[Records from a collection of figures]
|---|
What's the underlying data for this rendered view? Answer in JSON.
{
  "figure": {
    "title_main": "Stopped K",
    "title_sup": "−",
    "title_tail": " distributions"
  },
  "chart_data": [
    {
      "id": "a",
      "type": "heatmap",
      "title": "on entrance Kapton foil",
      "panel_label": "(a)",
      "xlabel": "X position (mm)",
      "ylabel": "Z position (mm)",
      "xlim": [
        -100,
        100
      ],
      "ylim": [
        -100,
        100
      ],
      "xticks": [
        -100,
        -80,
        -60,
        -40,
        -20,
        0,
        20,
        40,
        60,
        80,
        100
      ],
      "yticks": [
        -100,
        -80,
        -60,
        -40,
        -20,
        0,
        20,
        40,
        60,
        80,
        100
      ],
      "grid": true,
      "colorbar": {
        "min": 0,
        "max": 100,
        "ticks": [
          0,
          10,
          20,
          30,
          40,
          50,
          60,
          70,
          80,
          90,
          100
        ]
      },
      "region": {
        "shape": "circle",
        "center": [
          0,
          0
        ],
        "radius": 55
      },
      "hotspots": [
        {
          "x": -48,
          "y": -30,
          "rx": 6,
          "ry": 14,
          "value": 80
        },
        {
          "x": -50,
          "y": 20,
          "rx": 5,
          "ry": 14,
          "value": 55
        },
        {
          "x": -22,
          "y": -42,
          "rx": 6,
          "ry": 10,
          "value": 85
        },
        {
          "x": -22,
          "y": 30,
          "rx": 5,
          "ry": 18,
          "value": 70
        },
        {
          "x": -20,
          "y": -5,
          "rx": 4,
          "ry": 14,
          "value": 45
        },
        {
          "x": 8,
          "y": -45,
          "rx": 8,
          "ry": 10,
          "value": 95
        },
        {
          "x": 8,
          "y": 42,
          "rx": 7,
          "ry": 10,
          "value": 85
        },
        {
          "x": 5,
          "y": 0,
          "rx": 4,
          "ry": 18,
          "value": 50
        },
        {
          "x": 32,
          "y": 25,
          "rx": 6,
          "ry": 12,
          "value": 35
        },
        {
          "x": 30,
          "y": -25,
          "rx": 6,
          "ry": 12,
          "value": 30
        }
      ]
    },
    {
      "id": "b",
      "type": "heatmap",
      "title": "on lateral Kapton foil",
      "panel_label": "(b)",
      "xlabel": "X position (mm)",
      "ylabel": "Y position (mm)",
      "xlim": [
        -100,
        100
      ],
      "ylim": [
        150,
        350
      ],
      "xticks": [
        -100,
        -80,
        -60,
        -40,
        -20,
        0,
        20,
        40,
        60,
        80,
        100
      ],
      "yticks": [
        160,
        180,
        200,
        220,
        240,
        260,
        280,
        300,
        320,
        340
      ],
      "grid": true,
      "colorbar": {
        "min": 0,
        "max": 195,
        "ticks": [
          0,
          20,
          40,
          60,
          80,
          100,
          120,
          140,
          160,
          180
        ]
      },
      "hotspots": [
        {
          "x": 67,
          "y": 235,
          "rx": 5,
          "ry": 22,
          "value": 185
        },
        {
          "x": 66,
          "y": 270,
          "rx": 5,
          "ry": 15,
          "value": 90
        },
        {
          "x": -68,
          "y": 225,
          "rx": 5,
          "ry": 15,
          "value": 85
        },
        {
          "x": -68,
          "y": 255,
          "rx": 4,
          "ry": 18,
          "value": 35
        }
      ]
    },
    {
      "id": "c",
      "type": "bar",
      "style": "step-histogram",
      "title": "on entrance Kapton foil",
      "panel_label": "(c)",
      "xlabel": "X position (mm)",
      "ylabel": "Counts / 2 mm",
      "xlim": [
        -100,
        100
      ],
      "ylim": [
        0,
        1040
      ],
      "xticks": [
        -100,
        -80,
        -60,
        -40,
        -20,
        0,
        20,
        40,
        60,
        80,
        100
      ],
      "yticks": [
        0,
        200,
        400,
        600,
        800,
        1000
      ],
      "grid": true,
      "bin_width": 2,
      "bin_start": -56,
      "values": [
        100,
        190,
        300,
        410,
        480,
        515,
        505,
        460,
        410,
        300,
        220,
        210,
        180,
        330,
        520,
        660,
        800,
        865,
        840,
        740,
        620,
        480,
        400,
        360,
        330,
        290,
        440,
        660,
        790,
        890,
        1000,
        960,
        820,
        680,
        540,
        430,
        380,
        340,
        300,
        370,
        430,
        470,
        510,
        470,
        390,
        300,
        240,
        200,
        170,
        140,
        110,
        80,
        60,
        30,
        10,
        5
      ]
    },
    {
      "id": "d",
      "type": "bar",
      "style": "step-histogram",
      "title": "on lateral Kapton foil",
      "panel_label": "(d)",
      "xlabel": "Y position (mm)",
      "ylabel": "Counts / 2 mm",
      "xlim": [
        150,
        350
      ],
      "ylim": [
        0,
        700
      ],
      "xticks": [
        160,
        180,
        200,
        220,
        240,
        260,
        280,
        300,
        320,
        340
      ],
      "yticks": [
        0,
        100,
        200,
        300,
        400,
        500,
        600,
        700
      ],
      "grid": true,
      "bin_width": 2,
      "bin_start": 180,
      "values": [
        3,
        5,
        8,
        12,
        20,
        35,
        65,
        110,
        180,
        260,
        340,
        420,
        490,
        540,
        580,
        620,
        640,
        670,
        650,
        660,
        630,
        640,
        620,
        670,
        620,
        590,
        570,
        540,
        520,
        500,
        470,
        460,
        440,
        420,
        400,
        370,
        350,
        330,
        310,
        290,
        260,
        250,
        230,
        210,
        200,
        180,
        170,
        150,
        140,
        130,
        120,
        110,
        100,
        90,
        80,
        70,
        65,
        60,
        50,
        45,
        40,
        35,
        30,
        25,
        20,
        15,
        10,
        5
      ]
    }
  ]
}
|---|
Exercise task
Output each record precisely as given.

Task solution
What's the underlying data for this rendered view? Answer in JSON.
{
  "figure": {
    "title_main": "Stopped K",
    "title_sup": "−",
    "title_tail": " distributions"
  },
  "chart_data": [
    {
      "id": "a",
      "type": "heatmap",
      "title": "on entrance Kapton foil",
      "panel_label": "(a)",
      "xlabel": "X position (mm)",
      "ylabel": "Z position (mm)",
      "xlim": [
        -100,
        100
      ],
      "ylim": [
        -100,
        100
      ],
      "xticks": [
        -100,
        -80,
        -60,
        -40,
        -20,
        0,
        20,
        40,
        60,
        80,
        100
      ],
      "yticks": [
        -100,
        -80,
        -60,
        -40,
        -20,
        0,
        20,
        40,
        60,
        80,
        100
      ],
      "grid": true,
      "colorbar": {
        "min": 0,
        "max": 100,
        "ticks": [
          0,
          10,
          20,
          30,
          40,
          50,
          60,
          70,
          80,
          90,
          100
        ]
      },
      "region": {
        "shape": "circle",
        "center": [
          0,
          0
        ],
        "radius": 55
      },
      "hotspots": [
        {
          "x": -48,
          "y": -30,
          "rx": 6,
          "ry": 14,
          "value": 80
        },
        {
          "x": -50,
          "y": 20,
          "rx": 5,
          "ry": 14,
          "value": 55
        },
        {
          "x": -22,
          "y": -42,
          "rx": 6,
          "ry": 10,
          "value": 85
        },
        {
          "x": -22,
          "y": 30,
          "rx": 5,
          "ry": 18,
          "value": 70
        },
        {
          "x": -20,
          "y": -5,
          "rx": 4,
          "ry": 14,
          "value": 45
        },
        {
          "x": 8,
          "y": -45,
          "rx": 8,
          "ry": 10,
          "value": 95
        },
        {
          "x": 8,
          "y": 42,
          "rx": 7,
          "ry": 10,
          "value": 85
        },
        {
          "x": 5,
          "y": 0,
          "rx": 4,
          "ry": 18,
          "value": 50
        },
        {
          "x": 32,
          "y": 25,
          "rx": 6,
          "ry": 12,
          "value": 35
        },
        {
          "x": 30,
          "y": -25,
          "rx": 6,
          "ry": 12,
          "value": 30
        }
      ]
    },
    {
      "id": "b",
      "type": "heatmap",
      "title": "on lateral Kapton foil",
      "panel_label": "(b)",
      "xlabel": "X position (mm)",
      "ylabel": "Y position (mm)",
      "xlim": [
        -100,
        100
      ],
      "ylim": [
        150,
        350
      ],
      "xticks": [
        -100,
        -80,
        -60,
        -40,
        -20,
        0,
        20,
        40,
        60,
        80,
        100
      ],
      "yticks": [
        160,
        180,
        200,
        220,
        240,
        260,
        280,
        300,
        320,
        340
      ],
      "grid": true,
      "colorbar": {
        "min": 0,
        "max": 195,
        "ticks": [
          0,
          20,
          40,
          60,
          80,
          100,
          120,
          140,
          160,
          180
        ]
      },
      "hotspots": [
        {
          "x": 67,
          "y": 235,
          "rx": 5,
          "ry": 22,
          "value": 185
        },
        {
          "x": 66,
          "y": 270,
          "rx": 5,
          "ry": 15,
          "value": 90
        },
        {
          "x": -68,
          "y": 225,
          "rx": 5,
          "ry": 15,
          "value": 85
        },
        {
          "x": -68,
          "y": 255,
          "rx": 4,
          "ry": 18,
          "value": 35
        }
      ]
    },
    {
      "id": "c",
      "type": "bar",
      "style": "step-histogram",
      "title": "on entrance Kapton foil",
      "panel_label": "(c)",
      "xlabel": "X position (mm)",
      "ylabel": "Counts / 2 mm",
      "xlim": [
        -100,
        100
      ],
      "ylim": [
        0,
        1040
      ],
      "xticks": [
        -100,
        -80,
        -60,
        -40,
        -20,
        0,
        20,
        40,
        60,
        80,
        100
      ],
      "yticks": [
        0,
        200,
        400,
        600,
        800,
        1000
      ],
      "grid": true,
      "bin_width": 2,
      "bin_start": -56,
      "values": [
        100,
        190,
        300,
        410,
        480,
        515,
        505,
        460,
        410,
        300,
        220,
        210,
        180,
        330,
        520,
        660,
        800,
        865,
        840,
        740,
        620,
        480,
        400,
        360,
        330,
        290,
        440,
        660,
        790,
        890,
        1000,
        960,
        820,
        680,
        540,
        430,
        380,
        340,
        300,
        370,
        430,
        470,
        510,
        470,
        390,
        300,
        240,
        200,
        170,
        140,
        110,
        80,
        60,
        30,
        10,
        5
      ]
    },
    {
      "id": "d",
      "type": "bar",
      "style": "step-histogram",
      "title": "on lateral Kapton foil",
      "panel_label": "(d)",
      "xlabel": "Y position (mm)",
      "ylabel": "Counts / 2 mm",
      "xlim": [
        150,
        350
      ],
      "ylim": [
        0,
        700
      ],
      "xticks": [
        160,
        180,
        200,
        220,
        240,
        260,
        280,
        300,
        320,
        340
      ],
      "yticks": [
        0,
        100,
        200,
        300,
        400,
        500,
        600,
        700
      ],
      "grid": true,
      "bin_width": 2,
      "bin_start": 180,
      "values": [
        3,
        5,
        8,
        12,
        20,
        35,
        65,
        110,
        180,
        260,
        340,
        420,
        490,
        540,
        580,
        620,
        640,
        670,
        650,
        660,
        630,
        640,
        620,
        670,
        620,
        590,
        570,
        540,
        520,
        500,
        470,
        460,
        440,
        420,
        400,
        370,
        350,
        330,
        310,
        290,
        260,
        250,
        230,
        210,
        200,
        180,
        170,
        150,
        140,
        130,
        120,
        110,
        100,
        90,
        80,
        70,
        65,
        60,
        50,
        45,
        40,
        35,
        30,
        25,
        20,
        15,
        10,
        5
      ]
    }
  ]
}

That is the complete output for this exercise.